## WRITTEN EXERCISE
Copy out, from the entries below, each line holding the string "kell".

:: AVAILABLE DATA

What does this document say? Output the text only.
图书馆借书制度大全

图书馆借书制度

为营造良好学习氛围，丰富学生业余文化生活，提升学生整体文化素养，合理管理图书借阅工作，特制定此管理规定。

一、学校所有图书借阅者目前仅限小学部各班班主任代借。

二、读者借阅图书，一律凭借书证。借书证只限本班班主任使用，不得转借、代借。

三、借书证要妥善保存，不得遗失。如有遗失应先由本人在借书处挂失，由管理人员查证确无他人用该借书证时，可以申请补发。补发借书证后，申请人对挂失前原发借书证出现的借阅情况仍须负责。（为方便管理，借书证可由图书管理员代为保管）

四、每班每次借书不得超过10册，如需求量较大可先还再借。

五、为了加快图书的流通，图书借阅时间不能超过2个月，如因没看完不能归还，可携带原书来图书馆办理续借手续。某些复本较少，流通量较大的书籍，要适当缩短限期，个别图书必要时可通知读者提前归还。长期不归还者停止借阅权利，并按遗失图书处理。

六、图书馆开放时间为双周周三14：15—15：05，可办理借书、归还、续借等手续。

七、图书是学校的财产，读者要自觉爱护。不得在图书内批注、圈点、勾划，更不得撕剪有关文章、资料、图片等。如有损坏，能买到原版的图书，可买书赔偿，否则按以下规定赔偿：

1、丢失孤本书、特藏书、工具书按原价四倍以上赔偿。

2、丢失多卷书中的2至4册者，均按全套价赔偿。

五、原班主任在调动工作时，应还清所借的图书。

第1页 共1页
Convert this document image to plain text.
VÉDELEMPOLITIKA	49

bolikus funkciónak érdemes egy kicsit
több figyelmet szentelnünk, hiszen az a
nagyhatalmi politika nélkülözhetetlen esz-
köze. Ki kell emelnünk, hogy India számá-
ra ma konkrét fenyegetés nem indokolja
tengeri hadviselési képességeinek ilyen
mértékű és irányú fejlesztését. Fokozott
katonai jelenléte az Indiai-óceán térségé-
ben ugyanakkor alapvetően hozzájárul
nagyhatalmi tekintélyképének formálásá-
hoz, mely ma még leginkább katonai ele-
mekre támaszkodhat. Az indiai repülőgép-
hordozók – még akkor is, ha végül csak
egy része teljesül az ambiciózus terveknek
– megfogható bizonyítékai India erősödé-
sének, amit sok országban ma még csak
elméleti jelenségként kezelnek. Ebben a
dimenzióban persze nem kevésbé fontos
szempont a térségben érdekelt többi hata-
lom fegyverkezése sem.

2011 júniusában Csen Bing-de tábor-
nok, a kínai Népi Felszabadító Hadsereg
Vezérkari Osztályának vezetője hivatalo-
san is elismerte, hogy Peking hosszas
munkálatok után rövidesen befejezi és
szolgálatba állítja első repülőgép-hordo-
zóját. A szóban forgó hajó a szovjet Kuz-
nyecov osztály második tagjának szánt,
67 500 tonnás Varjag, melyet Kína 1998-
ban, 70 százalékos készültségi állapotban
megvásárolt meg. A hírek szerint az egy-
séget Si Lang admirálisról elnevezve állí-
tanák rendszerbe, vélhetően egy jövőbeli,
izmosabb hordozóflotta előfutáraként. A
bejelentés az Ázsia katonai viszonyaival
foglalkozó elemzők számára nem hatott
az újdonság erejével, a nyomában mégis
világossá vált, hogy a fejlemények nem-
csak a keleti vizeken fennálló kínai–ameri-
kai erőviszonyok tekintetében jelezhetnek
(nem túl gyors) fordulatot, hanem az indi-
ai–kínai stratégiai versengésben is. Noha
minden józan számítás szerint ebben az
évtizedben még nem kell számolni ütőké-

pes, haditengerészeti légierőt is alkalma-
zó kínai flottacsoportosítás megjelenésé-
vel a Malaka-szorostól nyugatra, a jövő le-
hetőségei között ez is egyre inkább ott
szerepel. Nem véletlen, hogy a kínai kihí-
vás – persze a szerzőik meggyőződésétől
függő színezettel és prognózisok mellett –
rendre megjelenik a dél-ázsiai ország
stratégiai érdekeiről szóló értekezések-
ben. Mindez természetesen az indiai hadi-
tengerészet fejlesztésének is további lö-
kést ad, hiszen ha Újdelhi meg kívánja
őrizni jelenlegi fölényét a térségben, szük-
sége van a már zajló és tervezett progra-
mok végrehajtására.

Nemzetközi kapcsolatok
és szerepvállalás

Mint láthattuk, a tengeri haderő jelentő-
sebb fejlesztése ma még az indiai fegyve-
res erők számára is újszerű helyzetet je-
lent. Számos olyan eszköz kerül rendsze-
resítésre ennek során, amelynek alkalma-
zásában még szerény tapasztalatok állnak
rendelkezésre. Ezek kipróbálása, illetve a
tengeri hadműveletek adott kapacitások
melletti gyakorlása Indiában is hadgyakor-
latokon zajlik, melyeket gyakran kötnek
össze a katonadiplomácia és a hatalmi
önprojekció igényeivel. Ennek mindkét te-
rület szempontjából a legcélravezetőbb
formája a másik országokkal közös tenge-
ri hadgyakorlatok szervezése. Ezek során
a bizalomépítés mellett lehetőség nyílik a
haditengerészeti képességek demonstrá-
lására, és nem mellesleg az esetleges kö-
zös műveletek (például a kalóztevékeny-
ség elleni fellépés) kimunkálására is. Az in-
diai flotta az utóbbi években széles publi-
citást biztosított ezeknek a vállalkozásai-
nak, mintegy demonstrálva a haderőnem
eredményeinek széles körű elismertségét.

::::

## SOLUTION TO THIS TASK
köze. Ki kell emelnünk, hogy India számá-
évtizedben még nem kell számolni ütőké-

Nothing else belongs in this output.